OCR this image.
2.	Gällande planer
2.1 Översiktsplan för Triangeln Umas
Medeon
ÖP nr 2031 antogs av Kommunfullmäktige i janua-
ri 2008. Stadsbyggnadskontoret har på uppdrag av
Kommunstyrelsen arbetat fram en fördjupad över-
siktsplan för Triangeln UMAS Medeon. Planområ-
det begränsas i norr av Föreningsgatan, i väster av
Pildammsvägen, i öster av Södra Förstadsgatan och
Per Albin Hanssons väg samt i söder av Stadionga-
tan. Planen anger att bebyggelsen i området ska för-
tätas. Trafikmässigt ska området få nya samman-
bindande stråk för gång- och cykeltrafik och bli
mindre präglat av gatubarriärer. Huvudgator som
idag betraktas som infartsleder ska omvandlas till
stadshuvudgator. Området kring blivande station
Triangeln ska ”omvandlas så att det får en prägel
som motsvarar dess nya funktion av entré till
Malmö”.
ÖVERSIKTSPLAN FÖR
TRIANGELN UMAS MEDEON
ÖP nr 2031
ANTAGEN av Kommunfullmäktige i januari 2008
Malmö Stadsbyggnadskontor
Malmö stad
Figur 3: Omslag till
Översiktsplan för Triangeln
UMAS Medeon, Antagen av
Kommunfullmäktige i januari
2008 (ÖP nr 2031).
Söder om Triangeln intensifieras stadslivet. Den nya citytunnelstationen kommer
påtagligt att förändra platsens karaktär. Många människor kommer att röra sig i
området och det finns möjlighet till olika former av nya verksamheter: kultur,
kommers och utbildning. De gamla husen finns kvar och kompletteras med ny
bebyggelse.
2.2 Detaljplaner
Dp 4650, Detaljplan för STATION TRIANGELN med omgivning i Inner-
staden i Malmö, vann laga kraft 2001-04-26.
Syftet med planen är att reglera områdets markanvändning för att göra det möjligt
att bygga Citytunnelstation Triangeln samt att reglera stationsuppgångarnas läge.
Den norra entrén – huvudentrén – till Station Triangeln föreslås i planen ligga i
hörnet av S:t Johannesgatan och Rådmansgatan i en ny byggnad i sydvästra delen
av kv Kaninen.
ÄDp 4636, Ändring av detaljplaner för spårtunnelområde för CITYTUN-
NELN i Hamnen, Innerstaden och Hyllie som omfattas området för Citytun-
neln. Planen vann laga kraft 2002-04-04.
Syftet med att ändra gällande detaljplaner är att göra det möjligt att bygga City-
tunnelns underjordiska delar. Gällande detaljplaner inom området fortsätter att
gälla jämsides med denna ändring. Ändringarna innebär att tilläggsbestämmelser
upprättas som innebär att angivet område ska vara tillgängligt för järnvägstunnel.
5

WHAT YOU NEED TO DO -
Extract the full set of entries word for word.

EXPECTED ANSWER -
OCR this image.
2.	Gällande planer
2.1 Översiktsplan för Triangeln Umas
Medeon
ÖP nr 2031 antogs av Kommunfullmäktige i janua-
ri 2008. Stadsbyggnadskontoret har på uppdrag av
Kommunstyrelsen arbetat fram en fördjupad över-
siktsplan för Triangeln UMAS Medeon. Planområ-
det begränsas i norr av Föreningsgatan, i väster av
Pildammsvägen, i öster av Södra Förstadsgatan och
Per Albin Hanssons väg samt i söder av Stadionga-
tan. Planen anger att bebyggelsen i området ska för-
tätas. Trafikmässigt ska området få nya samman-
bindande stråk för gång- och cykeltrafik och bli
mindre präglat av gatubarriärer. Huvudgator som
idag betraktas som infartsleder ska omvandlas till
stadshuvudgator. Området kring blivande station
Triangeln ska ”omvandlas så att det får en prägel
som motsvarar dess nya funktion av entré till
Malmö”.
ÖVERSIKTSPLAN FÖR
TRIANGELN UMAS MEDEON
ÖP nr 2031
ANTAGEN av Kommunfullmäktige i januari 2008
Malmö Stadsbyggnadskontor
Malmö stad
Figur 3: Omslag till
Översiktsplan för Triangeln
UMAS Medeon, Antagen av
Kommunfullmäktige i januari
2008 (ÖP nr 2031).
Söder om Triangeln intensifieras stadslivet. Den nya citytunnelstationen kommer
påtagligt att förändra platsens karaktär. Många människor kommer att röra sig i
området och det finns möjlighet till olika former av nya verksamheter: kultur,
kommers och utbildning. De gamla husen finns kvar och kompletteras med ny
bebyggelse.
2.2 Detaljplaner
Dp 4650, Detaljplan för STATION TRIANGELN med omgivning i Inner-
staden i Malmö, vann laga kraft 2001-04-26.
Syftet med planen är att reglera områdets markanvändning för att göra det möjligt
att bygga Citytunnelstation Triangeln samt att reglera stationsuppgångarnas läge.
Den norra entrén – huvudentrén – till Station Triangeln föreslås i planen ligga i
hörnet av S:t Johannesgatan och Rådmansgatan i en ny byggnad i sydvästra delen
av kv Kaninen.
ÄDp 4636, Ändring av detaljplaner för spårtunnelområde för CITYTUN-
NELN i Hamnen, Innerstaden och Hyllie som omfattas området för Citytun-
neln. Planen vann laga kraft 2002-04-04.
Syftet med att ändra gällande detaljplaner är att göra det möjligt att bygga City-
tunnelns underjordiska delar. Gällande detaljplaner inom området fortsätter att
gälla jämsides med denna ändring. Ändringarna innebär att tilläggsbestämmelser
upprättas som innebär att angivet område ska vara tillgängligt för järnvägstunnel.
5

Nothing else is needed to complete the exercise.